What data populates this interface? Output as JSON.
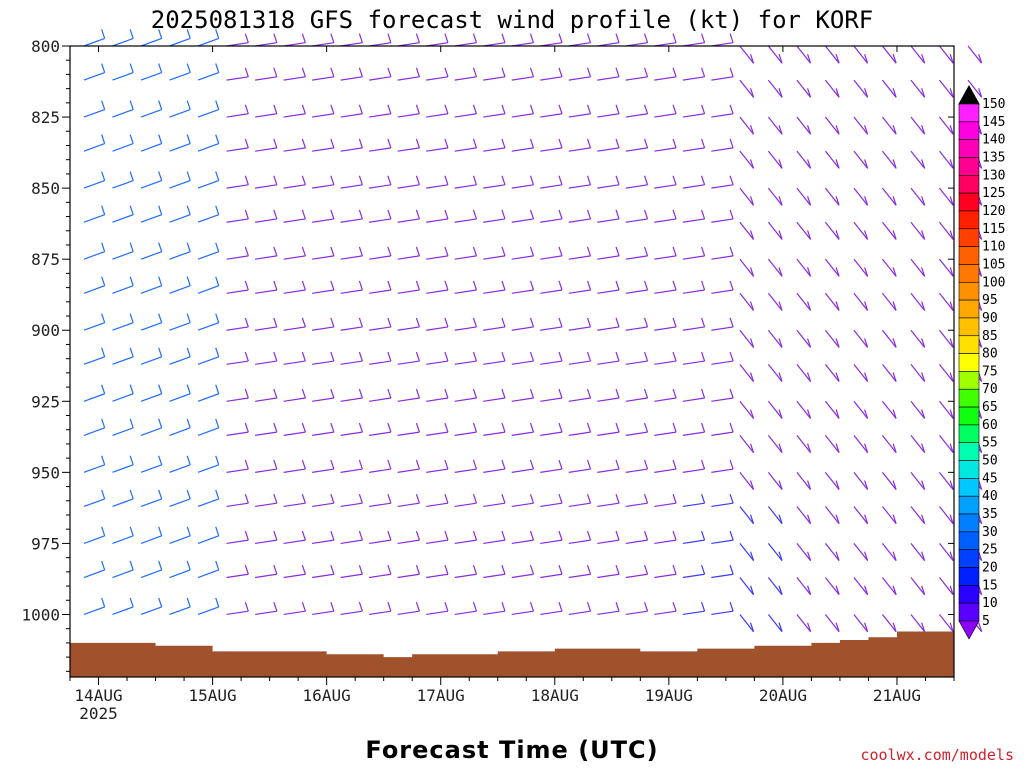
{
  "chart_data": {
    "type": "wind_barb_profile",
    "title": "2025081318 GFS forecast wind profile (kt) for KORF",
    "xlabel": "Forecast Time (UTC)",
    "ylabel": "",
    "credit": "coolwx.com/models",
    "y_ticks": [
      "800",
      "825",
      "850",
      "875",
      "900",
      "925",
      "950",
      "975",
      "1000"
    ],
    "y_values": [
      800,
      825,
      850,
      875,
      900,
      925,
      950,
      975,
      1000
    ],
    "ylim": [
      1022,
      800
    ],
    "x_ticks": [
      "14AUG",
      "15AUG",
      "16AUG",
      "17AUG",
      "18AUG",
      "19AUG",
      "20AUG",
      "21AUG"
    ],
    "x_tick_year": "2025",
    "xlim_hours": [
      0,
      186
    ],
    "levels_hpa": [
      800,
      812,
      825,
      837,
      850,
      862,
      875,
      887,
      900,
      912,
      925,
      937,
      950,
      962,
      975,
      987,
      1000,
      1012
    ],
    "times_hours": [
      0,
      6,
      12,
      18,
      24,
      30,
      36,
      42,
      48,
      54,
      60,
      66,
      72,
      78,
      84,
      90,
      96,
      102,
      108,
      114,
      120,
      126,
      132,
      138,
      144,
      150,
      156,
      162,
      168,
      174,
      180,
      186
    ],
    "surface_pressure_hpa": [
      1010,
      1010,
      1010,
      1011,
      1011,
      1013,
      1013,
      1013,
      1013,
      1014,
      1014,
      1015,
      1014,
      1014,
      1014,
      1013,
      1013,
      1012,
      1012,
      1012,
      1013,
      1013,
      1012,
      1012,
      1011,
      1011,
      1010,
      1009,
      1008,
      1006,
      1006,
      1007
    ],
    "wind_speed_colorbar": {
      "unit": "kt",
      "labels": [
        "5",
        "10",
        "15",
        "20",
        "25",
        "30",
        "35",
        "40",
        "45",
        "50",
        "55",
        "60",
        "65",
        "70",
        "75",
        "80",
        "85",
        "90",
        "95",
        "100",
        "105",
        "110",
        "115",
        "120",
        "125",
        "130",
        "135",
        "140",
        "145",
        "150"
      ],
      "colors": [
        "#8c00ff",
        "#5a00ff",
        "#2a00ff",
        "#0020ff",
        "#0040ff",
        "#0060ff",
        "#0080ff",
        "#00a0ff",
        "#00c8ff",
        "#00e8e0",
        "#00ffb0",
        "#00ff60",
        "#10ff10",
        "#40ff00",
        "#a0ff00",
        "#ffff00",
        "#ffe000",
        "#ffc000",
        "#ffa800",
        "#ff9000",
        "#ff7800",
        "#ff6000",
        "#ff4000",
        "#ff2000",
        "#ff0020",
        "#ff0060",
        "#ff0090",
        "#ff00b8",
        "#ff00e0",
        "#ff20ff"
      ]
    },
    "colors": {
      "terrain": "#a0522d",
      "frame": "#000000",
      "credit": "#d0202e"
    }
  }
}
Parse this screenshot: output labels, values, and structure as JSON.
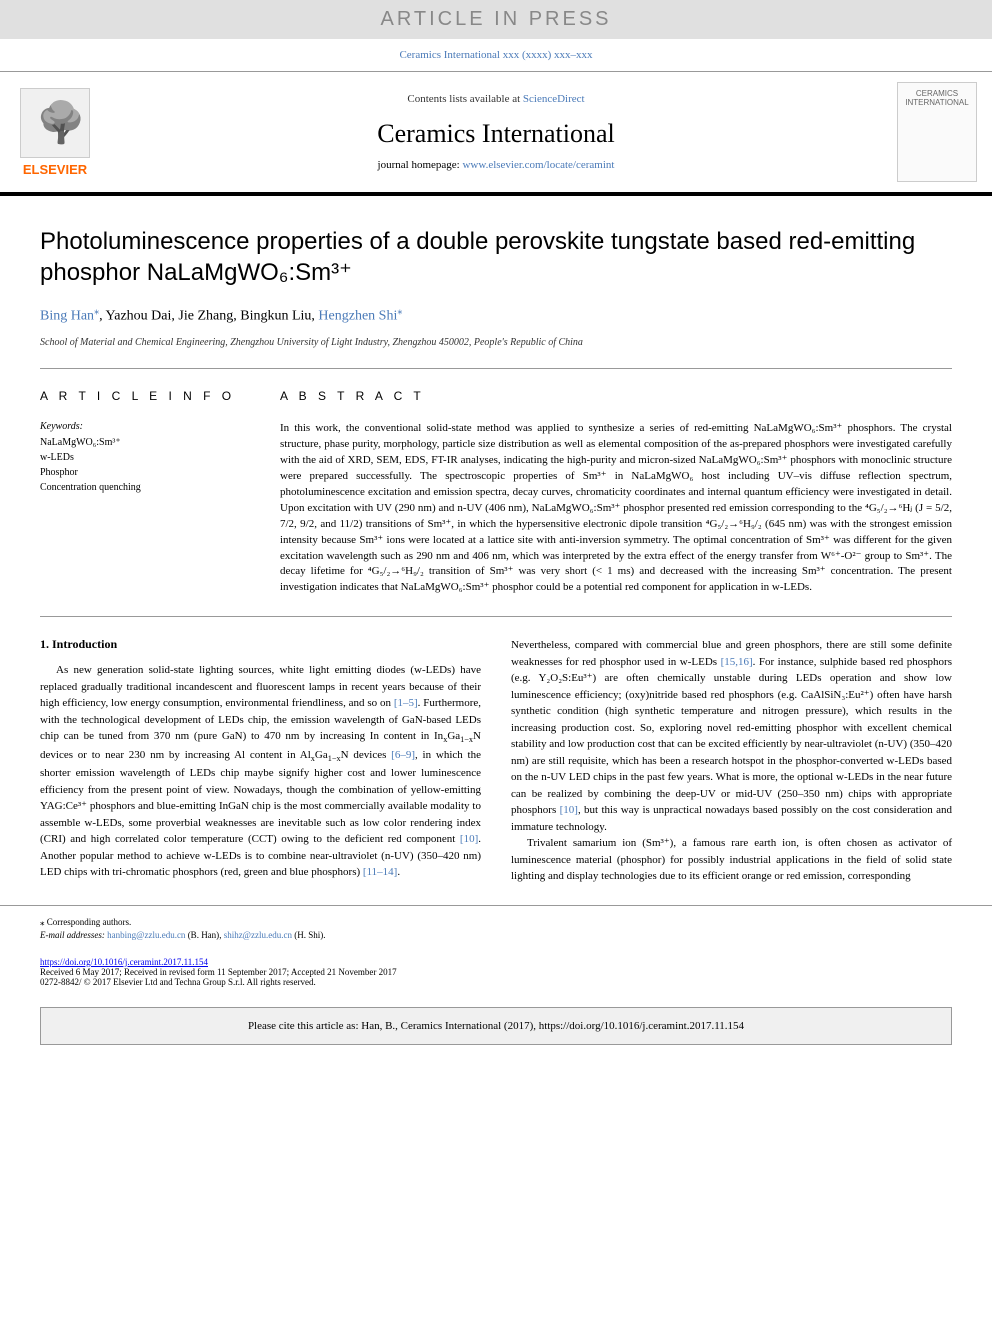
{
  "banner": {
    "text": "ARTICLE IN PRESS",
    "background_color": "#e0e0e0",
    "text_color": "#888888"
  },
  "citation_header": "Ceramics International xxx (xxxx) xxx–xxx",
  "header": {
    "contents_prefix": "Contents lists available at ",
    "contents_link": "ScienceDirect",
    "journal_name": "Ceramics International",
    "homepage_prefix": "journal homepage: ",
    "homepage_link": "www.elsevier.com/locate/ceramint",
    "publisher": "ELSEVIER",
    "cover_label": "CERAMICS INTERNATIONAL"
  },
  "article": {
    "title_html": "Photoluminescence properties of a double perovskite tungstate based red-emitting phosphor NaLaMgWO₆:Sm³⁺",
    "authors": [
      {
        "name": "Bing Han",
        "corresponding": true
      },
      {
        "name": "Yazhou Dai",
        "corresponding": false
      },
      {
        "name": "Jie Zhang",
        "corresponding": false
      },
      {
        "name": "Bingkun Liu",
        "corresponding": false
      },
      {
        "name": "Hengzhen Shi",
        "corresponding": true
      }
    ],
    "affiliation": "School of Material and Chemical Engineering, Zhengzhou University of Light Industry, Zhengzhou 450002, People's Republic of China"
  },
  "article_info": {
    "heading": "A R T I C L E   I N F O",
    "keywords_label": "Keywords:",
    "keywords": [
      "NaLaMgWO₆:Sm³⁺",
      "w-LEDs",
      "Phosphor",
      "Concentration quenching"
    ]
  },
  "abstract": {
    "heading": "A B S T R A C T",
    "text": "In this work, the conventional solid-state method was applied to synthesize a series of red-emitting NaLaMgWO₆:Sm³⁺ phosphors. The crystal structure, phase purity, morphology, particle size distribution as well as elemental composition of the as-prepared phosphors were investigated carefully with the aid of XRD, SEM, EDS, FT-IR analyses, indicating the high-purity and micron-sized NaLaMgWO₆:Sm³⁺ phosphors with monoclinic structure were prepared successfully. The spectroscopic properties of Sm³⁺ in NaLaMgWO₆ host including UV–vis diffuse reflection spectrum, photoluminescence excitation and emission spectra, decay curves, chromaticity coordinates and internal quantum efficiency were investigated in detail. Upon excitation with UV (290 nm) and n-UV (406 nm), NaLaMgWO₆:Sm³⁺ phosphor presented red emission corresponding to the ⁴G₅/₂→⁶Hⱼ (J = 5/2, 7/2, 9/2, and 11/2) transitions of Sm³⁺, in which the hypersensitive electronic dipole transition ⁴G₅/₂→⁶H₉/₂ (645 nm) was with the strongest emission intensity because Sm³⁺ ions were located at a lattice site with anti-inversion symmetry. The optimal concentration of Sm³⁺ was different for the given excitation wavelength such as 290 nm and 406 nm, which was interpreted by the extra effect of the energy transfer from W⁶⁺-O²⁻ group to Sm³⁺. The decay lifetime for ⁴G₅/₂→⁶H₉/₂ transition of Sm³⁺ was very short (< 1 ms) and decreased with the increasing Sm³⁺ concentration. The present investigation indicates that NaLaMgWO₆:Sm³⁺ phosphor could be a potential red component for application in w-LEDs."
  },
  "body": {
    "section_number": "1.",
    "section_title": "Introduction",
    "col1_html": "As new generation solid-state lighting sources, white light emitting diodes (w-LEDs) have replaced gradually traditional incandescent and fluorescent lamps in recent years because of their high efficiency, low energy consumption, environmental friendliness, and so on <span class='ref'>[1–5]</span>. Furthermore, with the technological development of LEDs chip, the emission wavelength of GaN-based LEDs chip can be tuned from 370 nm (pure GaN) to 470 nm by increasing In content in In<sub>x</sub>Ga<sub>1−x</sub>N devices or to near 230 nm by increasing Al content in Al<sub>x</sub>Ga<sub>1−x</sub>N devices <span class='ref'>[6–9]</span>, in which the shorter emission wavelength of LEDs chip maybe signify higher cost and lower luminescence efficiency from the present point of view. Nowadays, though the combination of yellow-emitting YAG:Ce³⁺ phosphors and blue-emitting InGaN chip is the most commercially available modality to assemble w-LEDs, some proverbial weaknesses are inevitable such as low color rendering index (CRI) and high correlated color temperature (CCT) owing to the deficient red component <span class='ref'>[10]</span>. Another popular method to achieve w-LEDs is to combine near-ultraviolet (n-UV) (350–420 nm) LED chips with tri-chromatic phosphors (red, green and blue phosphors) <span class='ref'>[11–14]</span>.",
    "col2_p1_html": "Nevertheless, compared with commercial blue and green phosphors, there are still some definite weaknesses for red phosphor used in w-LEDs <span class='ref'>[15,16]</span>. For instance, sulphide based red phosphors (e.g. Y₂O₂S:Eu³⁺) are often chemically unstable during LEDs operation and show low luminescence efficiency; (oxy)nitride based red phosphors (e.g. CaAlSiN₃:Eu²⁺) often have harsh synthetic condition (high synthetic temperature and nitrogen pressure), which results in the increasing production cost. So, exploring novel red-emitting phosphor with excellent chemical stability and low production cost that can be excited efficiently by near-ultraviolet (n-UV) (350–420 nm) are still requisite, which has been a research hotspot in the phosphor-converted w-LEDs based on the n-UV LED chips in the past few years. What is more, the optional w-LEDs in the near future can be realized by combining the deep-UV or mid-UV (250–350 nm) chips with appropriate phosphors <span class='ref'>[10]</span>, but this way is unpractical nowadays based possibly on the cost consideration and immature technology.",
    "col2_p2_html": "Trivalent samarium ion (Sm³⁺), a famous rare earth ion, is often chosen as activator of luminescence material (phosphor) for possibly industrial applications in the field of solid state lighting and display technologies due to its efficient orange or red emission, corresponding"
  },
  "footnotes": {
    "corresponding_label": "⁎ Corresponding authors.",
    "email_label": "E-mail addresses: ",
    "emails": [
      {
        "addr": "hanbing@zzlu.edu.cn",
        "person": "(B. Han)"
      },
      {
        "addr": "shihz@zzlu.edu.cn",
        "person": "(H. Shi)."
      }
    ]
  },
  "meta": {
    "doi": "https://doi.org/10.1016/j.ceramint.2017.11.154",
    "received": "Received 6 May 2017; Received in revised form 11 September 2017; Accepted 21 November 2017",
    "copyright": "0272-8842/ © 2017 Elsevier Ltd and Techna Group S.r.l. All rights reserved."
  },
  "cite_box": "Please cite this article as: Han, B., Ceramics International (2017), https://doi.org/10.1016/j.ceramint.2017.11.154",
  "colors": {
    "link_color": "#4a7ab8",
    "publisher_orange": "#ff6600",
    "banner_bg": "#e0e0e0"
  }
}
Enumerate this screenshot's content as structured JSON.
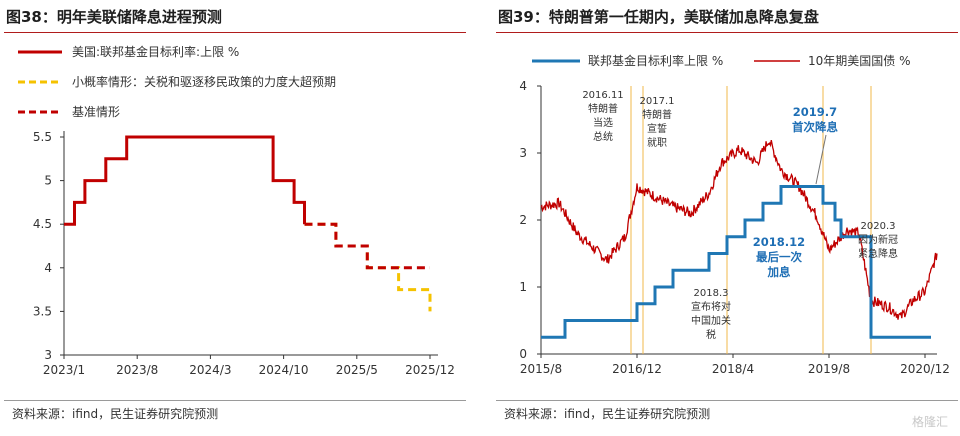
{
  "left": {
    "title": "图38：明年美联储降息进程预测",
    "source": "资料来源：ifind，民生证券研究院预测",
    "legend": [
      {
        "label": "美国:联邦基金目标利率:上限 %",
        "color": "#c00000",
        "style": "solid"
      },
      {
        "label": "小概率情形：关税和驱逐移民政策的力度大超预期",
        "color": "#f5c200",
        "style": "dashed"
      },
      {
        "label": "基准情形",
        "color": "#c00000",
        "style": "dashed"
      }
    ]
  },
  "right": {
    "title": "图39：特朗普第一任期内，美联储加息降息复盘",
    "source": "资料来源：ifind，民生证券研究院预测",
    "legend": [
      {
        "label": "联邦基金目标利率上限 %",
        "color": "#1f77b4"
      },
      {
        "label": "10年期美国国债 %",
        "color": "#c00000"
      }
    ],
    "annotations": [
      {
        "lines": [
          "2016.11",
          "特朗普",
          "当选",
          "总统"
        ]
      },
      {
        "lines": [
          "2017.1",
          "特朗普",
          "宣誓",
          "就职"
        ]
      },
      {
        "lines": [
          "2018.3",
          "宣布将对",
          "中国加关",
          "税"
        ]
      },
      {
        "lines": [
          "2019.7",
          "首次降息"
        ],
        "emphasis": true
      },
      {
        "lines": [
          "2018.12",
          "最后一次",
          "加息"
        ],
        "emphasis": true
      },
      {
        "lines": [
          "2020.3",
          "因为新冠",
          "紧急降息"
        ]
      }
    ]
  },
  "watermark": "格隆汇",
  "chart_data": [
    {
      "type": "line",
      "title": "图38：明年美联储降息进程预测",
      "x_ticks": [
        "2023/1",
        "2023/8",
        "2024/3",
        "2024/10",
        "2025/5",
        "2025/12"
      ],
      "ylim": [
        3,
        5.5
      ],
      "y_ticks": [
        "3",
        "3.5",
        "4",
        "4.5",
        "5",
        "5.5"
      ],
      "series": [
        {
          "name": "美国:联邦基金目标利率:上限 %",
          "points": [
            [
              "2023/1",
              4.5
            ],
            [
              "2023/2",
              4.75
            ],
            [
              "2023/3",
              5.0
            ],
            [
              "2023/5",
              5.25
            ],
            [
              "2023/7",
              5.5
            ],
            [
              "2024/9",
              5.0
            ],
            [
              "2024/11",
              4.75
            ],
            [
              "2024/12",
              4.5
            ]
          ]
        },
        {
          "name": "小概率情形：关税和驱逐移民政策的力度大超预期",
          "points": [
            [
              "2024/12",
              4.5
            ],
            [
              "2025/3",
              4.25
            ],
            [
              "2025/6",
              4.0
            ],
            [
              "2025/9",
              3.75
            ],
            [
              "2025/12",
              3.5
            ]
          ]
        },
        {
          "name": "基准情形",
          "points": [
            [
              "2024/12",
              4.5
            ],
            [
              "2025/3",
              4.25
            ],
            [
              "2025/6",
              4.0
            ],
            [
              "2025/12",
              4.0
            ]
          ]
        }
      ]
    },
    {
      "type": "line",
      "title": "图39：特朗普第一任期内，美联储加息降息复盘",
      "x_ticks": [
        "2015/8",
        "2016/12",
        "2018/4",
        "2019/8",
        "2020/12"
      ],
      "ylim": [
        0,
        4
      ],
      "y_ticks": [
        "0",
        "1",
        "2",
        "3",
        "4"
      ],
      "series": [
        {
          "name": "联邦基金目标利率上限 %",
          "points": [
            [
              "2015/8",
              0.25
            ],
            [
              "2015/12",
              0.5
            ],
            [
              "2016/12",
              0.75
            ],
            [
              "2017/3",
              1.0
            ],
            [
              "2017/6",
              1.25
            ],
            [
              "2017/12",
              1.5
            ],
            [
              "2018/3",
              1.75
            ],
            [
              "2018/6",
              2.0
            ],
            [
              "2018/9",
              2.25
            ],
            [
              "2018/12",
              2.5
            ],
            [
              "2019/7",
              2.25
            ],
            [
              "2019/9",
              2.0
            ],
            [
              "2019/10",
              1.75
            ],
            [
              "2020/3",
              0.25
            ],
            [
              "2021/1",
              0.25
            ]
          ]
        },
        {
          "name": "10年期美国国债 %",
          "points": [
            [
              "2015/8",
              2.2
            ],
            [
              "2015/11",
              2.25
            ],
            [
              "2016/2",
              1.8
            ],
            [
              "2016/7",
              1.4
            ],
            [
              "2016/10",
              1.75
            ],
            [
              "2016/12",
              2.5
            ],
            [
              "2017/6",
              2.2
            ],
            [
              "2017/9",
              2.1
            ],
            [
              "2017/12",
              2.4
            ],
            [
              "2018/2",
              2.85
            ],
            [
              "2018/5",
              3.05
            ],
            [
              "2018/8",
              2.85
            ],
            [
              "2018/10",
              3.2
            ],
            [
              "2018/12",
              2.75
            ],
            [
              "2019/3",
              2.5
            ],
            [
              "2019/6",
              2.05
            ],
            [
              "2019/8",
              1.55
            ],
            [
              "2019/11",
              1.85
            ],
            [
              "2020/1",
              1.8
            ],
            [
              "2020/3",
              0.8
            ],
            [
              "2020/6",
              0.7
            ],
            [
              "2020/8",
              0.55
            ],
            [
              "2020/10",
              0.8
            ],
            [
              "2020/12",
              0.93
            ],
            [
              "2021/2",
              1.5
            ]
          ]
        }
      ]
    }
  ]
}
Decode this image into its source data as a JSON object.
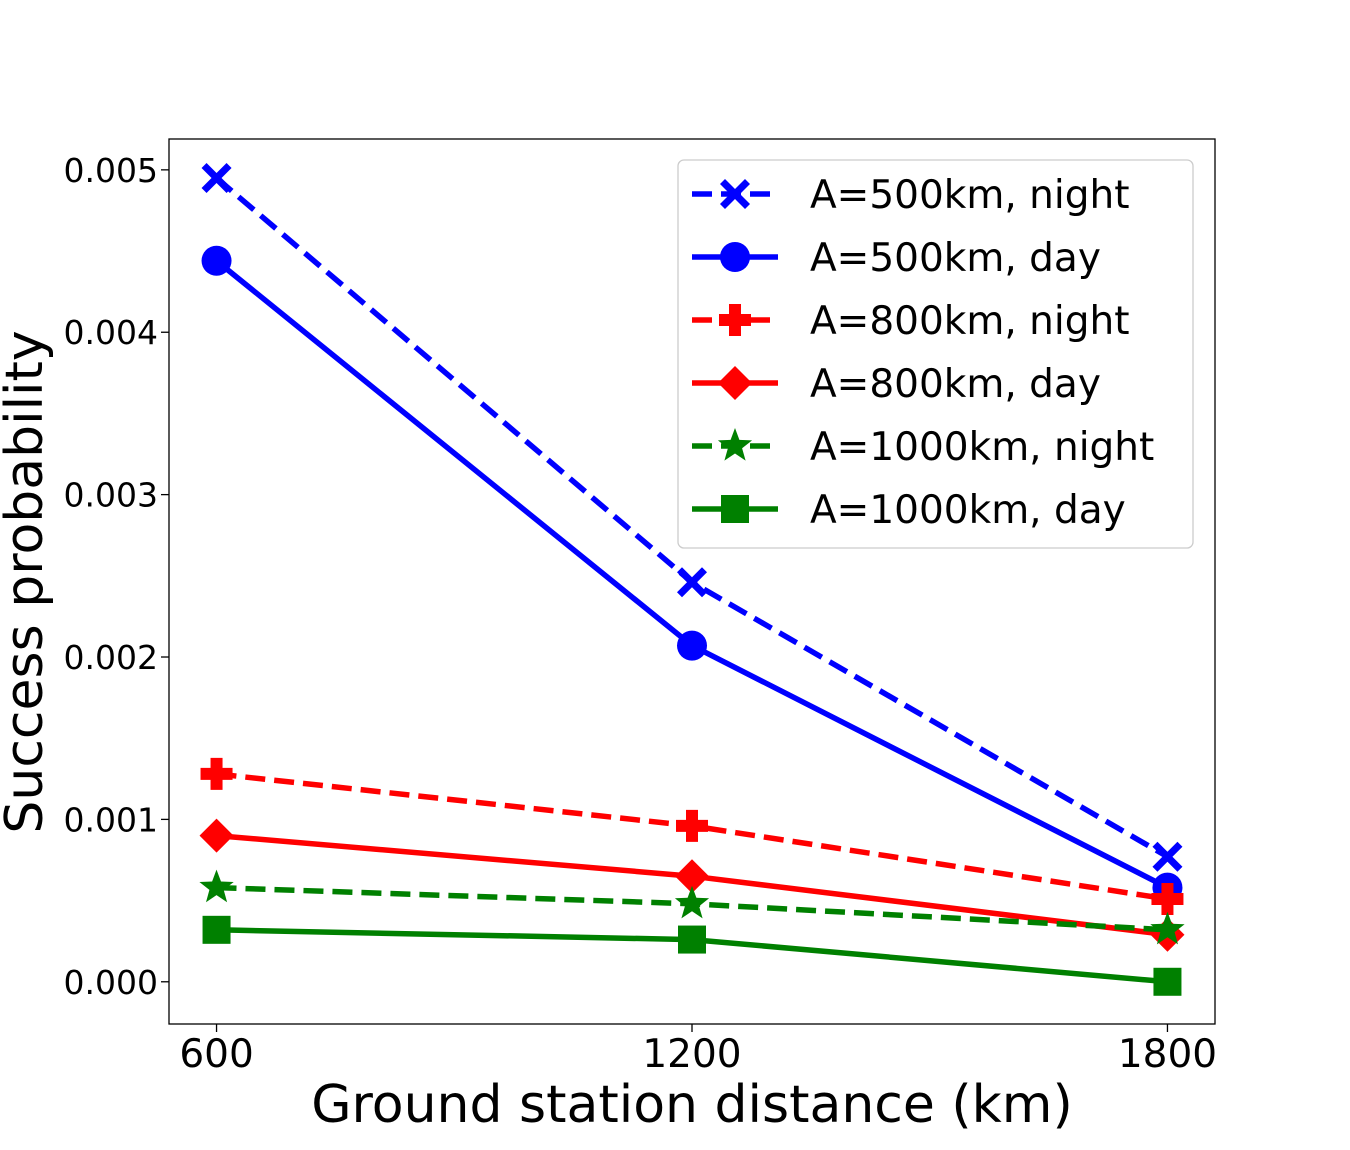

=-=-=

- [Given instruction]
Which lines above hold the word "authors"? Copy each of them.

- [Exercise output]
    "authors": [
    "corresponding_label": "⁎ Corresponding authors.",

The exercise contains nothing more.